***** Records for processing
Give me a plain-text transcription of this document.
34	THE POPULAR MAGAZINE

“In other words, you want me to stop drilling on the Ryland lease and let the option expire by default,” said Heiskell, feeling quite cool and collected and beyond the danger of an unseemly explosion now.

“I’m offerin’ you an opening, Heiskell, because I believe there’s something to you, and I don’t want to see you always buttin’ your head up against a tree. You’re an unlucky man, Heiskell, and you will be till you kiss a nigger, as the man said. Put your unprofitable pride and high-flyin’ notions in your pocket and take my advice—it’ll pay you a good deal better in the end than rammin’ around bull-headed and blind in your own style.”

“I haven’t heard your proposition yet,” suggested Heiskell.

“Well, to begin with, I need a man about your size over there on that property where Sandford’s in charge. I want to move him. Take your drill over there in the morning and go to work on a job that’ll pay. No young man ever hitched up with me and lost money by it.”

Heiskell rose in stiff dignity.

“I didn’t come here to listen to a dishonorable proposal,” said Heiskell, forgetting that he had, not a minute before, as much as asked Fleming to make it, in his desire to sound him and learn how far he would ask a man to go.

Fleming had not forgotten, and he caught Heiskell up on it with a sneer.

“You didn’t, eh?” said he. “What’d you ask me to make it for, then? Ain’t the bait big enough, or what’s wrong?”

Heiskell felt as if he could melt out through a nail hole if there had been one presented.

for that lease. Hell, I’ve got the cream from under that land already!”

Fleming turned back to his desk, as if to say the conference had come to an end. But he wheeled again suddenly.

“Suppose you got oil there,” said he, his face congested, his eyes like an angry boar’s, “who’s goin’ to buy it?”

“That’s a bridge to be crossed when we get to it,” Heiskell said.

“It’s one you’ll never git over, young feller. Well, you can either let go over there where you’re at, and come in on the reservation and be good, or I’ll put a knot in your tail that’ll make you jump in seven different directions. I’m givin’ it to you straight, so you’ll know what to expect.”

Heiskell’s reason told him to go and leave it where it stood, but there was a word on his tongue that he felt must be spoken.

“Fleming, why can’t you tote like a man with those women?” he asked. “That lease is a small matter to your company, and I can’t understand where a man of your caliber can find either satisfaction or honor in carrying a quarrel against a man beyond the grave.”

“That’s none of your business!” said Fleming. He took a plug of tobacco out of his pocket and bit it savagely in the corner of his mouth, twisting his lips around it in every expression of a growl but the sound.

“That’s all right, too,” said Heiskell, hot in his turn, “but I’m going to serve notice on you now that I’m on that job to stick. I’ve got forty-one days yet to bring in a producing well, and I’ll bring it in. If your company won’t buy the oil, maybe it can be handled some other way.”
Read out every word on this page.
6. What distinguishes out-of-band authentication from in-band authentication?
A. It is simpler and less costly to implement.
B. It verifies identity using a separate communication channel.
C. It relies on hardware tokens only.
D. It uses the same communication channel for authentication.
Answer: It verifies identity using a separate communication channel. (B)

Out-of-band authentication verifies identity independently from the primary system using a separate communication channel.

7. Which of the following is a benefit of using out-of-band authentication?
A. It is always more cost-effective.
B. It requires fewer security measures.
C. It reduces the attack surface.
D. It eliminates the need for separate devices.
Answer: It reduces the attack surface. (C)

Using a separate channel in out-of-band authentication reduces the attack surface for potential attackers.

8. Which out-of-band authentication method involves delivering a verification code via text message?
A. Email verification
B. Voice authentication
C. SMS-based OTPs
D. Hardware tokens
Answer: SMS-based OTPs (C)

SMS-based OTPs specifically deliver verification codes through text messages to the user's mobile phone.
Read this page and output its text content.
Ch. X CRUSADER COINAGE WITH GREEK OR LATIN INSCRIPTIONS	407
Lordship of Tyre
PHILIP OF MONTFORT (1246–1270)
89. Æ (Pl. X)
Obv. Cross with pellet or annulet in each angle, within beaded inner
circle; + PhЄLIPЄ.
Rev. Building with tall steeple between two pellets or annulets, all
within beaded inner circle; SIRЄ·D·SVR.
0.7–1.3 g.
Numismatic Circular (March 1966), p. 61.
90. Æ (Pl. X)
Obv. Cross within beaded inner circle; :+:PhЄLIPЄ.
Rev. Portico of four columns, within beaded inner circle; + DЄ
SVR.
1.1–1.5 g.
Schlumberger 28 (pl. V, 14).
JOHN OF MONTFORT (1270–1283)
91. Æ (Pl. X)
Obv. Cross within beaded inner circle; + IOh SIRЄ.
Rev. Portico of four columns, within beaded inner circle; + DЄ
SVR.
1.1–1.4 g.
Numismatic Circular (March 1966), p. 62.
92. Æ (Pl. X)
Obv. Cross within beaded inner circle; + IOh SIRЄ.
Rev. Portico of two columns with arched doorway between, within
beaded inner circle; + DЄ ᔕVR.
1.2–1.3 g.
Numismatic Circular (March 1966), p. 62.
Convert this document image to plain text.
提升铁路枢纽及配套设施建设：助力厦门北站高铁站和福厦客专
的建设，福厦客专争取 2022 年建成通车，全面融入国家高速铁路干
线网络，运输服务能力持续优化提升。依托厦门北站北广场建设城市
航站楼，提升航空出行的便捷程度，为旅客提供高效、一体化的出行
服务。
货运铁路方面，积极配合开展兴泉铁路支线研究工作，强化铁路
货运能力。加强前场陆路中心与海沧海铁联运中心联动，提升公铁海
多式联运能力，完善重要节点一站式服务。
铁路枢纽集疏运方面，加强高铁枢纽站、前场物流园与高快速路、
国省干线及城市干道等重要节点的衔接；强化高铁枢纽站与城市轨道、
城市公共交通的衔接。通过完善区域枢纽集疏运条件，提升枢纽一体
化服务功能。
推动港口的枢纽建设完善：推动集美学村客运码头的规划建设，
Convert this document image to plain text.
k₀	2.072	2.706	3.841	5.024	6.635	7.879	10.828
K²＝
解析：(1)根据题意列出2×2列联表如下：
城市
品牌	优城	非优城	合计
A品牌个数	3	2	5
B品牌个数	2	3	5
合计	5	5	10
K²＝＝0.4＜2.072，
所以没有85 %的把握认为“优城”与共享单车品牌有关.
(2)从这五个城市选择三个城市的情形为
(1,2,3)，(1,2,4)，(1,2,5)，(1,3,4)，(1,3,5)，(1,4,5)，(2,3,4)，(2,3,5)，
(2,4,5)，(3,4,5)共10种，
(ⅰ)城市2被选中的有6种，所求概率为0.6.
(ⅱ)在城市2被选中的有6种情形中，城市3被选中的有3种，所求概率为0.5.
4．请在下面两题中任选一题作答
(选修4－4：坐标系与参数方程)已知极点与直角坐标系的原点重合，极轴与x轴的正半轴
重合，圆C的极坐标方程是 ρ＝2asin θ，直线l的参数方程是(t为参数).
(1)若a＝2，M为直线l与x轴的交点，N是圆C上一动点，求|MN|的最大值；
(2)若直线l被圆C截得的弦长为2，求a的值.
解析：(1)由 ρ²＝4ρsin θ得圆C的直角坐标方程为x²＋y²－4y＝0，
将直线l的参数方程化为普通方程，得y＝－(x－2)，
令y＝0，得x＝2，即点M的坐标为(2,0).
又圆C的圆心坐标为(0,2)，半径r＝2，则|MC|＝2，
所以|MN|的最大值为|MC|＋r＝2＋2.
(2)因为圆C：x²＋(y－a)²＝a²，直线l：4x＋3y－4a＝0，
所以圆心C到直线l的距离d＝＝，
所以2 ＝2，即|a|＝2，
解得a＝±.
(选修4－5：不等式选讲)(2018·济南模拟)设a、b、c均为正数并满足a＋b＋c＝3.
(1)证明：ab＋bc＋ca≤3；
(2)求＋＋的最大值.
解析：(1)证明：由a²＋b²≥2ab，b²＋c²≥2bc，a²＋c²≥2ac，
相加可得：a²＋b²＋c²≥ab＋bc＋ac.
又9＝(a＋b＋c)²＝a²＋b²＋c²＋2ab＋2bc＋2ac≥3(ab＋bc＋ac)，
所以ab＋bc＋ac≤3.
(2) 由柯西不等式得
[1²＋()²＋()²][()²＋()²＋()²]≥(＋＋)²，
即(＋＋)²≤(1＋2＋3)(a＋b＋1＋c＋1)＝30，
**********
→ Exercise aim
Find each line holding the string "between" and copy it out.

→ Finished answer
Rev. Building with tall steeple between two pellets or annulets, all
Rev. Portico of two columns with arched doorway between, within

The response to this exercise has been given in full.